Direction>
In the listing below, locate the lines that hold the string "JSON". Copy those lines.

-- Start Given records --

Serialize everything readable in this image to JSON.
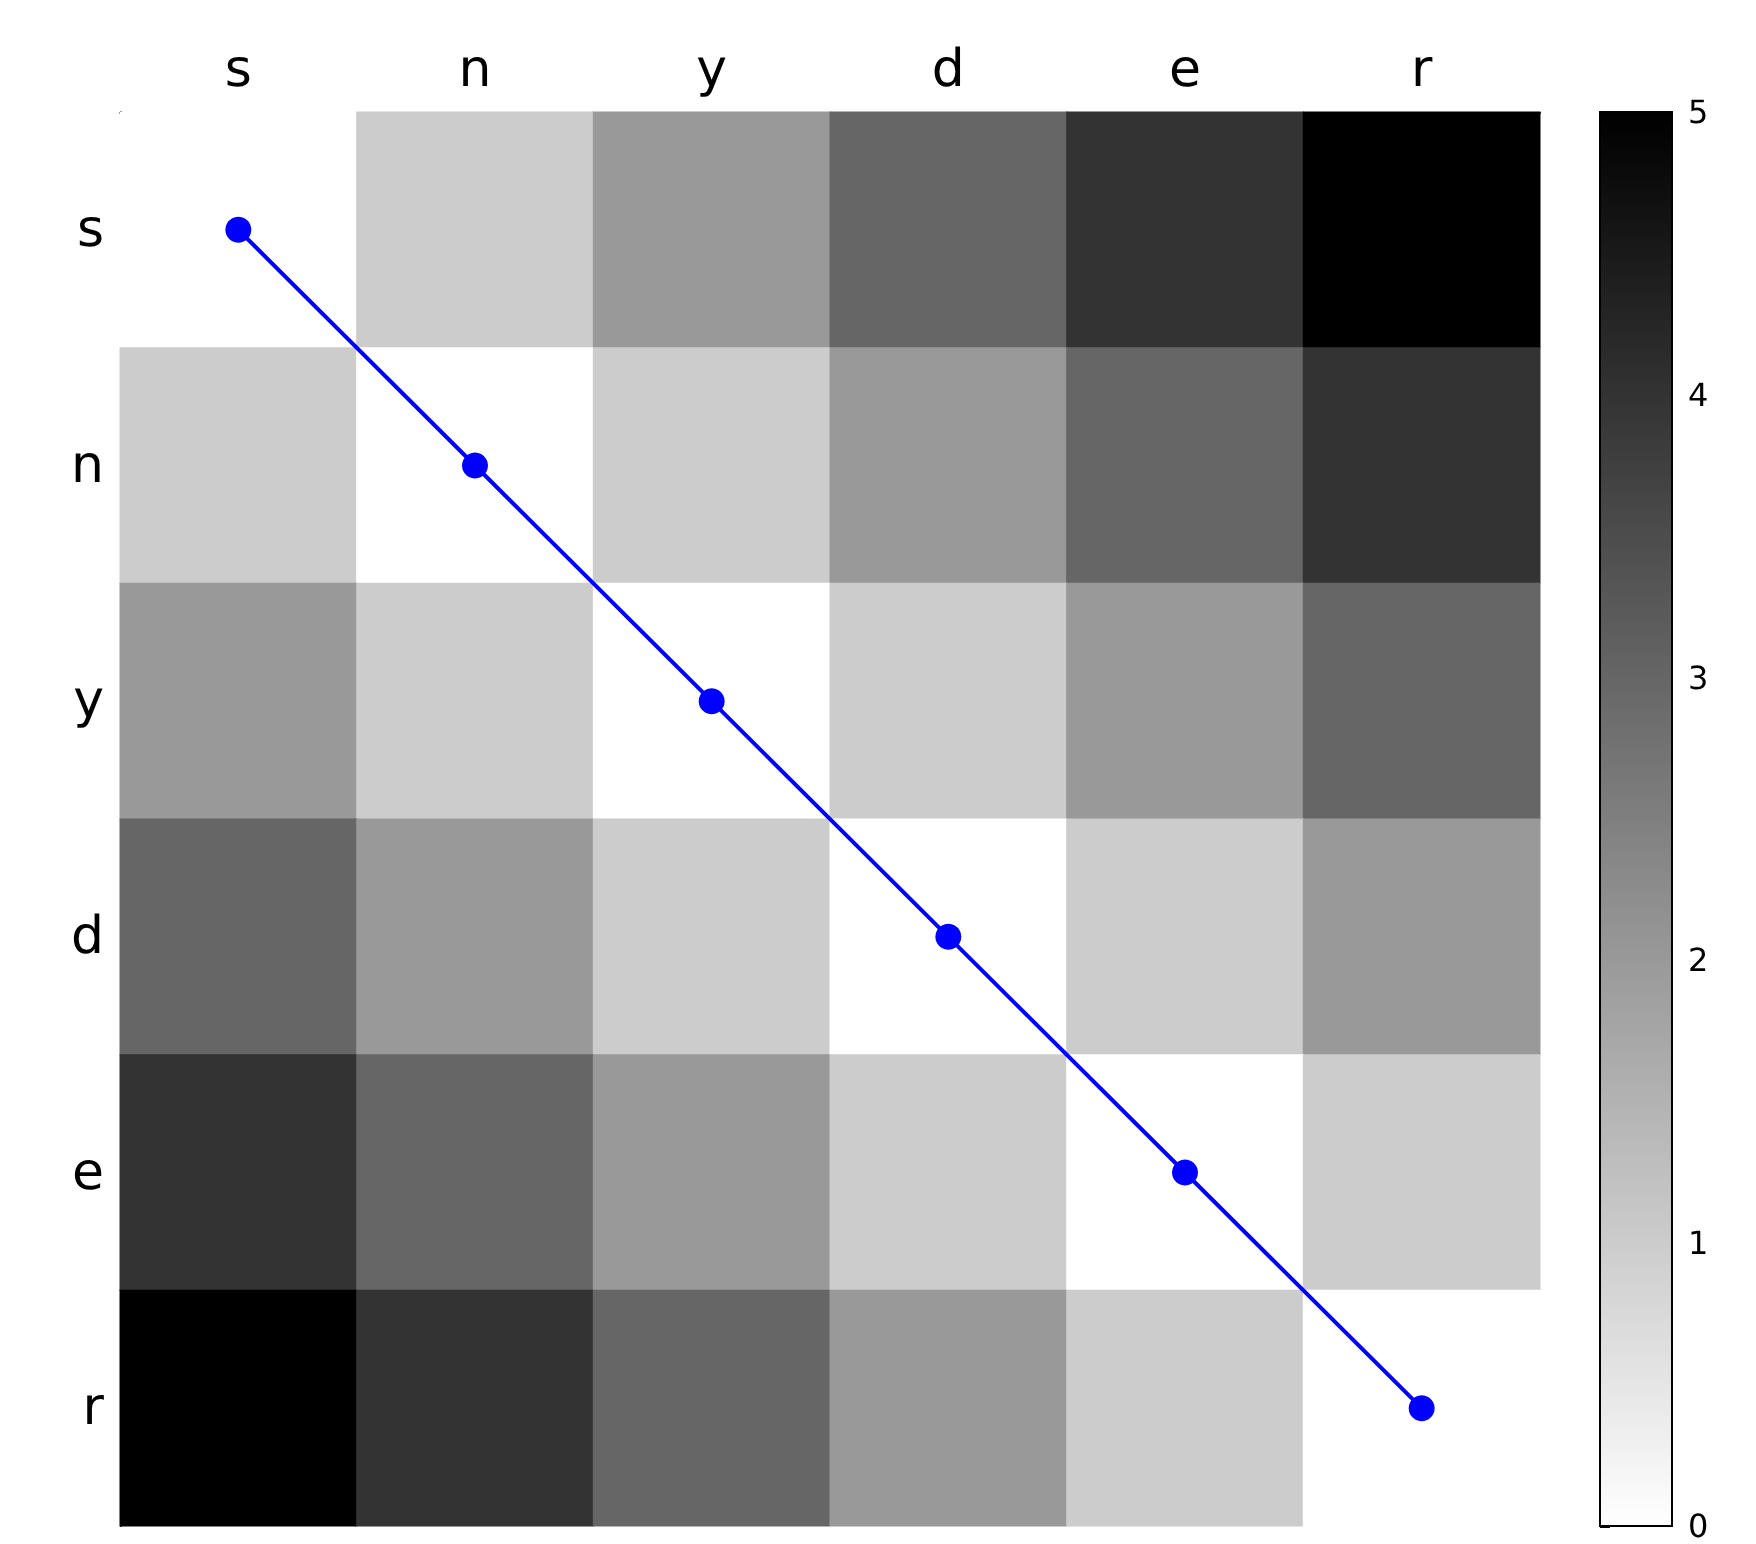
{
  "chart_data": {
    "type": "heatmap",
    "categories": [
      "s",
      "n",
      "y",
      "d",
      "e",
      "r"
    ],
    "y_categories": [
      "s",
      "n",
      "y",
      "d",
      "e",
      "r"
    ],
    "cells": [
      [
        0,
        1,
        2,
        3,
        4,
        5
      ],
      [
        1,
        0,
        1,
        2,
        3,
        4
      ],
      [
        2,
        1,
        0,
        1,
        2,
        3
      ],
      [
        3,
        2,
        1,
        0,
        1,
        2
      ],
      [
        4,
        3,
        2,
        1,
        0,
        1
      ],
      [
        5,
        4,
        3,
        2,
        1,
        0
      ]
    ],
    "colors": [
      "#ffffff",
      "#000000"
    ],
    "clim": [
      0,
      5
    ],
    "cticks": [
      0,
      1,
      2,
      3,
      4,
      5
    ],
    "grid": false,
    "series": [
      {
        "type": "line",
        "color": "#0000ff",
        "marker": "circle",
        "x": [
          "s",
          "n",
          "y",
          "d",
          "e",
          "r"
        ],
        "values": [
          0,
          1,
          2,
          3,
          4,
          5
        ]
      }
    ]
  }
}
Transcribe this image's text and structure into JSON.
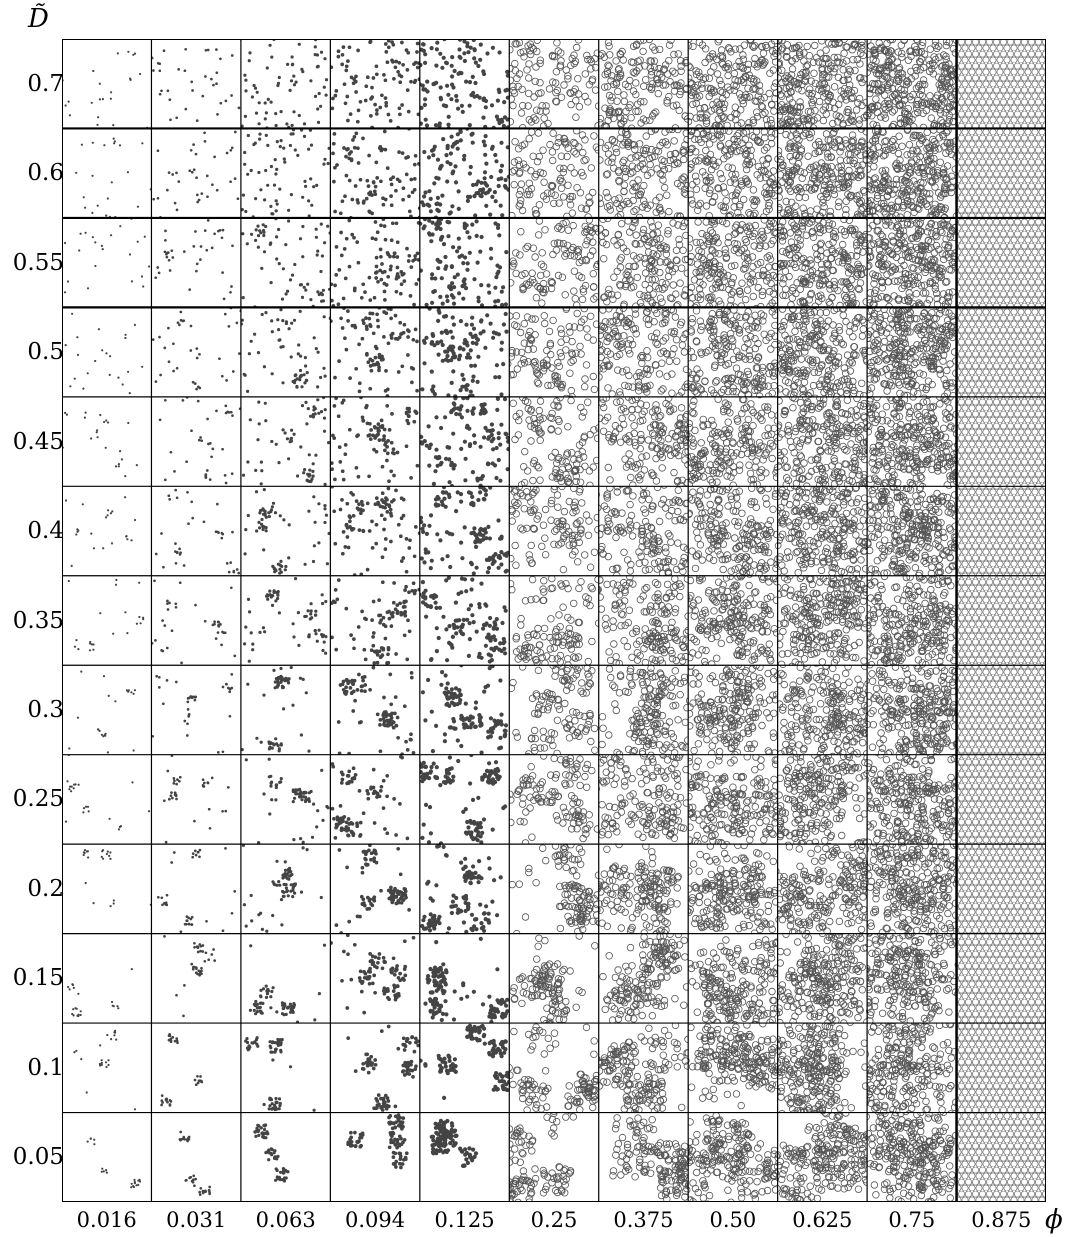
{
  "y_axis_label": "D̃",
  "x_axis_label": "ϕ",
  "row_values": [
    "0.7",
    "0.6",
    "0.55",
    "0.5",
    "0.45",
    "0.4",
    "0.35",
    "0.3",
    "0.25",
    "0.2",
    "0.15",
    "0.1",
    "0.05"
  ],
  "col_values": [
    "0.016",
    "0.031",
    "0.063",
    "0.094",
    "0.125",
    "0.25",
    "0.375",
    "0.50",
    "0.625",
    "0.75",
    "0.875"
  ],
  "colors": {
    "particle_small": "#444444",
    "particle_ring": "#555555",
    "background": "#ffffff"
  }
}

-- End Given records --

Full response>
Serialize everything readable in this image to JSON.
Transcribe this image's text and structure into JSON.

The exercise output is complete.